Bis zur parlamentarischen Sommerpause soll ein Rechtsgutachten zur Einführung einer sogenannten Extremismusklausel im bayerischen Abgeordnetengesetz vorliegen. Der Landtag beauftragte nach eigenen Angaben den Inhaber des Lehrstuhls für öffentliches Recht, Sicherheitsrecht und das Recht der neuen Technologien an der Universität Passau, Tristan Barczak, mit der Erstellung. Die Sommerpause beginnt Ende Juli, die letzte Plenarsitzung davor ist bislang für den 18. Juli terminiert.
«Ich empfinde es als gefährliche Lücke, dass wir es derzeit zulassen müssen, dass Verfassungsfeinde von Steuergeldern bezahlt werden», sagte Landtagspräsidentin Ilse Aigner (CSU) am Mittwoch in München. Diese Lücke zu schließen, sei jedoch rechtlich sehr komplex - daher danke sie Barczak «außerordentlich, dass er bereit ist, diese Frage sorgfältig zu prüfen».

**GEGEBENE DATEN:**
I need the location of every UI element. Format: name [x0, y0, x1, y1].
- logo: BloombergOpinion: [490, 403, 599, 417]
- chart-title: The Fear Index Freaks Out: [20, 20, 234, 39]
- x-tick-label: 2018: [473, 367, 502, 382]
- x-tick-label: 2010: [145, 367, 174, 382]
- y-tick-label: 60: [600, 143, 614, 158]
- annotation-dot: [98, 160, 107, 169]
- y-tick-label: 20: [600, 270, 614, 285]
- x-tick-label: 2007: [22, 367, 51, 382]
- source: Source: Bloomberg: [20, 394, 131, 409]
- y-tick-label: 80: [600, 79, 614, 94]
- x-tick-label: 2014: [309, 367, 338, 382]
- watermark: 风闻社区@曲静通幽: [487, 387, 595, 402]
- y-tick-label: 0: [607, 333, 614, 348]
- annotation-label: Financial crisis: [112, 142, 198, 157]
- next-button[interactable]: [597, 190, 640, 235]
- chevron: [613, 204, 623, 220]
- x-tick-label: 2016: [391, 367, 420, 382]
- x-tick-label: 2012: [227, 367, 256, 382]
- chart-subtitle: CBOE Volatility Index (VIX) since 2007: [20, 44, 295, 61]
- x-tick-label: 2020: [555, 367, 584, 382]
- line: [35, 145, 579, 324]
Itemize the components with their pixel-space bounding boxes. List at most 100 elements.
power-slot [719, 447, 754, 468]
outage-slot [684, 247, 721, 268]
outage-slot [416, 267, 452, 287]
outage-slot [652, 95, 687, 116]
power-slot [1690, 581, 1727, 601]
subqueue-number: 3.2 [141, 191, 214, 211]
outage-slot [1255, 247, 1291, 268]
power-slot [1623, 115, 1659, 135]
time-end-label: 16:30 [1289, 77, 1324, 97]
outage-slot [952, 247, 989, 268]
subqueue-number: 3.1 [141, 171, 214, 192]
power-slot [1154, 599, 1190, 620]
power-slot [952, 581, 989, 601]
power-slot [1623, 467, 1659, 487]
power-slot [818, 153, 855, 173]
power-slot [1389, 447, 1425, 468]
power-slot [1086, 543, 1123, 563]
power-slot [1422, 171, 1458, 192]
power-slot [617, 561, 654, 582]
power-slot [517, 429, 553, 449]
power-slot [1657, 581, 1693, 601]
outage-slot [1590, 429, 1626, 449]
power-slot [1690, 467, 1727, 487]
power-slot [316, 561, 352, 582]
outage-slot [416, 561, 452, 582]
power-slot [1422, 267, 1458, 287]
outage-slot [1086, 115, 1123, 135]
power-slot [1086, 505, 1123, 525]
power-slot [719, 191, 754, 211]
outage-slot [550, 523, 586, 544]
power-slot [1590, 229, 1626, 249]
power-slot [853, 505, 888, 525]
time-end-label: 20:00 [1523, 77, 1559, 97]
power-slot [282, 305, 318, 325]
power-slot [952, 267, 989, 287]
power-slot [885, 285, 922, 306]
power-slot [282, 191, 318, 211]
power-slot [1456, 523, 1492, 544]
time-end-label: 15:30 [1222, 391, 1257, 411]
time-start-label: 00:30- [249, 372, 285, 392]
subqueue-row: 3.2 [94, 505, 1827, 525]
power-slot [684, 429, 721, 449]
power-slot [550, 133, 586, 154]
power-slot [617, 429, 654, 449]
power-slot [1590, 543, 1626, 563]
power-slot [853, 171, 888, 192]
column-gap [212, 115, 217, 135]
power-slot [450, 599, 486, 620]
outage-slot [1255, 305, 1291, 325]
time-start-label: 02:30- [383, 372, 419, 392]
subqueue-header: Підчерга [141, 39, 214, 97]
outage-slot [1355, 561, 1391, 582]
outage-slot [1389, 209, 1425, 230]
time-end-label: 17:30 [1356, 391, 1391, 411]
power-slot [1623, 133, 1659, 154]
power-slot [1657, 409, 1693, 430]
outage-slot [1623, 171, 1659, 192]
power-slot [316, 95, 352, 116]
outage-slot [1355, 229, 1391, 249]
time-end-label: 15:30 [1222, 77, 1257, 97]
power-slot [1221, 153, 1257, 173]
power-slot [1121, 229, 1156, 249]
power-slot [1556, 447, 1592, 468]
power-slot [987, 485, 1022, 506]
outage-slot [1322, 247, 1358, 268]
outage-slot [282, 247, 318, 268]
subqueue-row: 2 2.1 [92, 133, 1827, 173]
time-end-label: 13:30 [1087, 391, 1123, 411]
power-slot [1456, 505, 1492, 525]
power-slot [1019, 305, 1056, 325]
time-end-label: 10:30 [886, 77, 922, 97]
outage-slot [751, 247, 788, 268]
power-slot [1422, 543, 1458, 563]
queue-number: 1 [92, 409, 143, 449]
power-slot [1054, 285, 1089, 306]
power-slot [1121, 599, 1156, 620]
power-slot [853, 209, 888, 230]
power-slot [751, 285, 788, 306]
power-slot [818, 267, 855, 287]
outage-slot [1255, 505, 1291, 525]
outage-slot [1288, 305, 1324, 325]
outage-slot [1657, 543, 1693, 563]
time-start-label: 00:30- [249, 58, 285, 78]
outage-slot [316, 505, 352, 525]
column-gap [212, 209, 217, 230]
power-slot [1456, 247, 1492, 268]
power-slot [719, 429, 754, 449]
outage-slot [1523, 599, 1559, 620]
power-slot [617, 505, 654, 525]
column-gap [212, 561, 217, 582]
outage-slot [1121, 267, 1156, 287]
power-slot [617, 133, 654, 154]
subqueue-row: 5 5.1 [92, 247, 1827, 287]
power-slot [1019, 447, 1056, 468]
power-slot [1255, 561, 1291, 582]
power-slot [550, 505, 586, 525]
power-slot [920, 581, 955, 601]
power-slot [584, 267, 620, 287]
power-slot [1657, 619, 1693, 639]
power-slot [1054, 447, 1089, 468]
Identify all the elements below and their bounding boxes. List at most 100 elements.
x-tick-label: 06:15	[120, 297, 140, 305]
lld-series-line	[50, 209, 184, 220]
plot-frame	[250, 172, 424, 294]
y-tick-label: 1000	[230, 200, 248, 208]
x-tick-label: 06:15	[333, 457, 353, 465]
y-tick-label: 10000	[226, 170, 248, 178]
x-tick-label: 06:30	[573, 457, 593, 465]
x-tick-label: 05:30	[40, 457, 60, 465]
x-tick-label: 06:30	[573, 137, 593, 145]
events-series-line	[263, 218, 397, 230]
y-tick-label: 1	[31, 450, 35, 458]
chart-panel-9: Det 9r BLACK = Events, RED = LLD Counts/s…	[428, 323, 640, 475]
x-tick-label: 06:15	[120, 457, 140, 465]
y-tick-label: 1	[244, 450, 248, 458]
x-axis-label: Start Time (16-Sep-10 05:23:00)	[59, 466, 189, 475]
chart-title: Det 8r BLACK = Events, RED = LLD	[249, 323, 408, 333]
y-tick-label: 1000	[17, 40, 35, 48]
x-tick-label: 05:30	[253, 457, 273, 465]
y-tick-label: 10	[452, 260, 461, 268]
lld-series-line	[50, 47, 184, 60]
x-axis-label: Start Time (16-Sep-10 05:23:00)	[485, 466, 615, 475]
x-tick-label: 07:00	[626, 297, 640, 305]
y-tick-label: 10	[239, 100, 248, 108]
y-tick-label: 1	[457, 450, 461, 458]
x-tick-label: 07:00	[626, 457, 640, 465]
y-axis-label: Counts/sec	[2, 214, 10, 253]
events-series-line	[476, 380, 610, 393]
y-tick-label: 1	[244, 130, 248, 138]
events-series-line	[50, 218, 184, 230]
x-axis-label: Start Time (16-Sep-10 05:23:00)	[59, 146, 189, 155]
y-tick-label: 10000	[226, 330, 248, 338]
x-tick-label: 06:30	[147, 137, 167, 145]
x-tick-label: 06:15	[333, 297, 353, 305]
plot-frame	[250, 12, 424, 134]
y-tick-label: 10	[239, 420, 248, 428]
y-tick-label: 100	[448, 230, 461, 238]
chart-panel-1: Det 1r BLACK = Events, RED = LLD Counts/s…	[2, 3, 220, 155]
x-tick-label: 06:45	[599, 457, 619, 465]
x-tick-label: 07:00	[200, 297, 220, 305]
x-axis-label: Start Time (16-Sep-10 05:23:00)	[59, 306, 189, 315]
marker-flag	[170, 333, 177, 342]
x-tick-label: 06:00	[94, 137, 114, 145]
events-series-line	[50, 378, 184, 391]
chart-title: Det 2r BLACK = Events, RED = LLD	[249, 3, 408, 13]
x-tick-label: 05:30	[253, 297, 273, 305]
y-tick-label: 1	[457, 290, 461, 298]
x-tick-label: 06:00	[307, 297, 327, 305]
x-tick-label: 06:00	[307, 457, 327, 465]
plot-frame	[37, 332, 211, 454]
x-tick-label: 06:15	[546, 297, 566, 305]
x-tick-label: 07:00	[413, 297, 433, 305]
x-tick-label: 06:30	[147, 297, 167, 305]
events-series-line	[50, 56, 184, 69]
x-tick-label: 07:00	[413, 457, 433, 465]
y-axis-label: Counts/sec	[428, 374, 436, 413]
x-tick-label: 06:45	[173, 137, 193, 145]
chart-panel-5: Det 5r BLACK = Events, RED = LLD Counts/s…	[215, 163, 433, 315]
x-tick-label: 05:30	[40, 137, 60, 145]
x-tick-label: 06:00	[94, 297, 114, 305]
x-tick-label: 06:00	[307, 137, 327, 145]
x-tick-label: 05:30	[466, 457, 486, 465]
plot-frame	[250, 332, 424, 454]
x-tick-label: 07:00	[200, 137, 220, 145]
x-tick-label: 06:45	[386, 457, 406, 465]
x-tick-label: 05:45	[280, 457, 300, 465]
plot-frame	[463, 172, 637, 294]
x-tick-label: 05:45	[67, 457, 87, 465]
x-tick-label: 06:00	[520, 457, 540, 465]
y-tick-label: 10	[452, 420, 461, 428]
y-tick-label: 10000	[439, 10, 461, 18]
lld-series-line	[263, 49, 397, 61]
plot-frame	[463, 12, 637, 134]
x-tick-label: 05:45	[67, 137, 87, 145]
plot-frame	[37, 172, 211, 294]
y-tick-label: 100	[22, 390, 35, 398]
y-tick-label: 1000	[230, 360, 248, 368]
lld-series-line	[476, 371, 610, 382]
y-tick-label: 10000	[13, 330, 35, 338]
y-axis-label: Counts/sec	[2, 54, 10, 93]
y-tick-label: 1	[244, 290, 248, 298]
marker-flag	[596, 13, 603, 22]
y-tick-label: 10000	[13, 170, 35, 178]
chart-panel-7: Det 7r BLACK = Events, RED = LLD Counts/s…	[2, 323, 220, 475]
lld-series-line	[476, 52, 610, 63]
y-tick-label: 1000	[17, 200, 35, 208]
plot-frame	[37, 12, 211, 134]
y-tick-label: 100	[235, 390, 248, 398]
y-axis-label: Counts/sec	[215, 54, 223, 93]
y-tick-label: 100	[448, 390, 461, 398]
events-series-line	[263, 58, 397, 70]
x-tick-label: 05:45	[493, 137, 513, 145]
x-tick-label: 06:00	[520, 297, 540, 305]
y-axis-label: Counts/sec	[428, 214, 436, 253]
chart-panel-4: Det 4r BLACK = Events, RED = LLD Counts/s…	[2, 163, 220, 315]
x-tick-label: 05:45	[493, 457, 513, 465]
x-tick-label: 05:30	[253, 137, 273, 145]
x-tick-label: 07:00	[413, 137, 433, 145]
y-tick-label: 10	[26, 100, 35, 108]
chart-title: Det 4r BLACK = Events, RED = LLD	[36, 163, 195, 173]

**AUFGABEN:**
A. Wen hat der Landtag laut dem Text zur Extremismusklausel mit der Erstellung des Rechtsgutachtens beauftragt?
B. Setzen Sie den Text zur Extremismusklausel im Anschluss an seinen letzten Satz fort.

**ANTWORTEN JE AUFGABE:**
A. Tristan Barczak, den Inhaber des Lehrstuhls für öffentliches Recht, Sicherheitsrecht und das Recht der neuen Technologien an der Universität Passau.

B.
Mitte März hatte Aigner angekündigt, auf Basis eines Rechtsgutachtens prüfen zu lassen, ob verfassungsfeindlichen Mitarbeitern von Landtagsfraktionen künftig keine Gehälter mehr ausgezahlt werden müssen. Bisher fehlt dem Landtagsamt eine rechtliche Grundlage, die Auszahlung der Löhne an «klar verfassungsfeindliche Extremisten» zu verweigern. Diese rechtliche Grundlage gibt es bislang in keinem deutschen Parlament und soll laut Aigner in Bayern Teil des Abgeordnetenrechts werden.